___ Extract to read ___
I have a long video that I wish to isolate only a part of, and extract the log-spectogram for the corresponding isolated part. I am using moviepy
to load the original file, which is in mp4
format. Then I use subclip
to extract the relevant part, and .audio
to refer only to the audio of the file.
I There is an option to extract the audio data and the sampling rate, just like when loading using librosa
. The full code of the audio data and sampling rate extraction is the following:
with VideoFileClip(input_file) as video:
# Use the first three seconds of the video
clip = video.subclip(0, 3)
# Get the audio data and sample rate
y = clip.audio.to_soundarray()
sr = clip.audio.fps
l = clip.audio.duration
print(f'y:{y.shape}, sr:{sr}, length:{l}')
And it is resulted in:
>>> y:(132300, 2), sr:44100, length:3
Next, I wish to convert the above data into spectrogram. When I try the following, my machine crushes, or I get an error.
with VideoFileClip(input_file) as video:
# Trim video
clip = video.subclip(start_time_sec, end_time_sec)
___
--- Given request 1 ---
In the moviepy post, what sample rate does the printed output show?
--- Given request 2 ---
Continue the moviepy post from its last line of code.
The records after this point are separate from the moviepy post.
___ Entries supplied ___
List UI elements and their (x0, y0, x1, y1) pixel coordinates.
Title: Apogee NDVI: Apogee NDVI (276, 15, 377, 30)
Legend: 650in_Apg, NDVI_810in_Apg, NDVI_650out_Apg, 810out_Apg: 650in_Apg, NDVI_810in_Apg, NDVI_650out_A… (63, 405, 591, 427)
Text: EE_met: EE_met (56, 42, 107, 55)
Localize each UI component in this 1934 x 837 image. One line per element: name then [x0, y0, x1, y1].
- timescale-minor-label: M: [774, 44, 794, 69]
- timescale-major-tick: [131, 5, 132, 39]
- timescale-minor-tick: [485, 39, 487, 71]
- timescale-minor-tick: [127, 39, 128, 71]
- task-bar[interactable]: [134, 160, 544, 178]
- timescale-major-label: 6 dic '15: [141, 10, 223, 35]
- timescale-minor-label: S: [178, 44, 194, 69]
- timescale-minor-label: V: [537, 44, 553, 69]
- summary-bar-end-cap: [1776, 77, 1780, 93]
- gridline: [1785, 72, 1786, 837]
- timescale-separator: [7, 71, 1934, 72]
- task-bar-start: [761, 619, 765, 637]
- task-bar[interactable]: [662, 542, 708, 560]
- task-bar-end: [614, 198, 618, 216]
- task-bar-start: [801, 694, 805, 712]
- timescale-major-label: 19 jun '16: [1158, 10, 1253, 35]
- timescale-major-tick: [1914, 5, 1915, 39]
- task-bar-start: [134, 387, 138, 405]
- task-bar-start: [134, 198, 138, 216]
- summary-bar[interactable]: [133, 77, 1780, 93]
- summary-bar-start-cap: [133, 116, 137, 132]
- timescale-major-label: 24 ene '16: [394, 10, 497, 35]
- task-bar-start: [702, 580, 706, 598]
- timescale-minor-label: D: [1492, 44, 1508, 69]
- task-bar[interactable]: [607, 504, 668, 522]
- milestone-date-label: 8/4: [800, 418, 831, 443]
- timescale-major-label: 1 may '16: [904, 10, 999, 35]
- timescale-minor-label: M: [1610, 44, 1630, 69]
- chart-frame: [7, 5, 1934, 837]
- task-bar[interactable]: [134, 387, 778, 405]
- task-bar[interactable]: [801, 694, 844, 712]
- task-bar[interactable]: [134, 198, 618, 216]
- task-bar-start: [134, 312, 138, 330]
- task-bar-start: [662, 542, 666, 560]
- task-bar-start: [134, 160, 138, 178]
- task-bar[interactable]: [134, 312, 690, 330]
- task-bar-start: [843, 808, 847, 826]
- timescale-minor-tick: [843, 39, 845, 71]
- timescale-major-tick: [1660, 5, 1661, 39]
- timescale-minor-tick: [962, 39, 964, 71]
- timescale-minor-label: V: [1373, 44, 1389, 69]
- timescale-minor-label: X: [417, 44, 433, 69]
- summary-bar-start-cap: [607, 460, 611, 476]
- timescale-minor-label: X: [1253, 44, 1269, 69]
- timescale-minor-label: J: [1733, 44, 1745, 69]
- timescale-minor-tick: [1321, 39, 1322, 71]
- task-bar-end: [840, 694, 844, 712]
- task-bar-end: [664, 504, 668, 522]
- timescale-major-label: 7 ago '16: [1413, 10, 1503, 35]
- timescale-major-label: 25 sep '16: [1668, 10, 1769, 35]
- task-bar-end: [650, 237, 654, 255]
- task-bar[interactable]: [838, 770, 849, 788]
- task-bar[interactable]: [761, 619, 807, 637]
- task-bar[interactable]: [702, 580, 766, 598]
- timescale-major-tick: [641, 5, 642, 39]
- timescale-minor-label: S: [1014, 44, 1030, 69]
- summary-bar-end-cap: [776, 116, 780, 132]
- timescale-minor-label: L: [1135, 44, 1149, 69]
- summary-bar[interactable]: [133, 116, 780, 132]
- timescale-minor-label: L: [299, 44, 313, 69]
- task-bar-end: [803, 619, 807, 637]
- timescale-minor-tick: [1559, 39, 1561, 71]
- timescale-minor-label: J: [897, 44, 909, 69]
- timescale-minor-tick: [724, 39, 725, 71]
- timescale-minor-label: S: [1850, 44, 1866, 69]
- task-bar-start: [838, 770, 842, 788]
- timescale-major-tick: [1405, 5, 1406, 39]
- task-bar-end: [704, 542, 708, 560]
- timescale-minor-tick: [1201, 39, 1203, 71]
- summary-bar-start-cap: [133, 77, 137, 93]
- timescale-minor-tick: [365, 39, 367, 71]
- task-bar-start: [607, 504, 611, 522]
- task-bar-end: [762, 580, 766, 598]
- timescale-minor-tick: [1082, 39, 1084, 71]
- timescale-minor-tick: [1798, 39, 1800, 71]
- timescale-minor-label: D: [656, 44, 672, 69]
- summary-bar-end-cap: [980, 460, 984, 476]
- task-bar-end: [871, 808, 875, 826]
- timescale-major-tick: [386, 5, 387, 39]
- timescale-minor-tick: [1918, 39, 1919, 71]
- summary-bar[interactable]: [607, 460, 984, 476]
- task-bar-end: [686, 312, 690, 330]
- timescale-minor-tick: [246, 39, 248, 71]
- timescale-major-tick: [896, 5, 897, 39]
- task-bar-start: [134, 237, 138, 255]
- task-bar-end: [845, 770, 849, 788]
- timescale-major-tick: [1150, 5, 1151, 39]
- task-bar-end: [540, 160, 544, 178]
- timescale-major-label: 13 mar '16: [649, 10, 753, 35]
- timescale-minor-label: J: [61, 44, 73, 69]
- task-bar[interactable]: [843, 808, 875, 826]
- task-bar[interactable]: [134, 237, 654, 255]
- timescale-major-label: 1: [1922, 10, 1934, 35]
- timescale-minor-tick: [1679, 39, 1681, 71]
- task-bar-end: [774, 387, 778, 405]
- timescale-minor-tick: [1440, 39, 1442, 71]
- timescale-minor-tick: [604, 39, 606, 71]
___
--- Output 1 ---
44100

--- Output 2 ---
# Get length of the trimed video
length = end_time_sec-start_time_sec
# Get the audio data and sample rate
y = clip.audio.to_soundarray()
sr = clip.audio.fps
l = clip.audio.duration
# Do something with the audio data
spectrogram = librosa.feature.melspectrogram(y=y, n_fft=2048, hop_length=512)
librosa.display.specshow(spectrogram, sr=sr)
------->
Output exceeds the size limit. Open the full output data in a text editor---------------------------------------------------------------------------
ValueError Traceback (most recent call last)
Cell In[33], line 16
14 # Do something with the audio data
15 spectrogram = librosa.feature.melspectrogram(y=y, n_fft=2048, hop_length=512)
---> 16 librosa.display.specshow(spectrogram, sr=sr)
File /Library/Frameworks/Python.framework/Versions/3.9/lib/python3.9/site-packages/librosa/display.py:1215, in specshow(data, x_coords, y_coords, x_axis, y_axis, sr, hop_length, n_fft, win_length, fmin, fmax, tuning, bins_per_octave, key, Sa, mela, thaat, auto_aspect, htk, unicode, intervals, unison, ax, **kwargs)
1211 x_coords = __mesh_coords(x_axis, x_coords, data.shape[1], **all_params)
1213 axes = __check_axes(ax)
-> 1215 out = axes.pcolormesh(x_coords, y_coords, data, **kwargs)
1217 __set_current_image(ax, out)
1219 # Set up axis scaling
File /Library/Frameworks/Python.framework/Versions/3.9/lib/python3.9/site-packages/matplotlib/__init__.py:1442, in _preprocess_data..inner(ax, data, *args, **kwargs)
1439 @functools.wraps(func)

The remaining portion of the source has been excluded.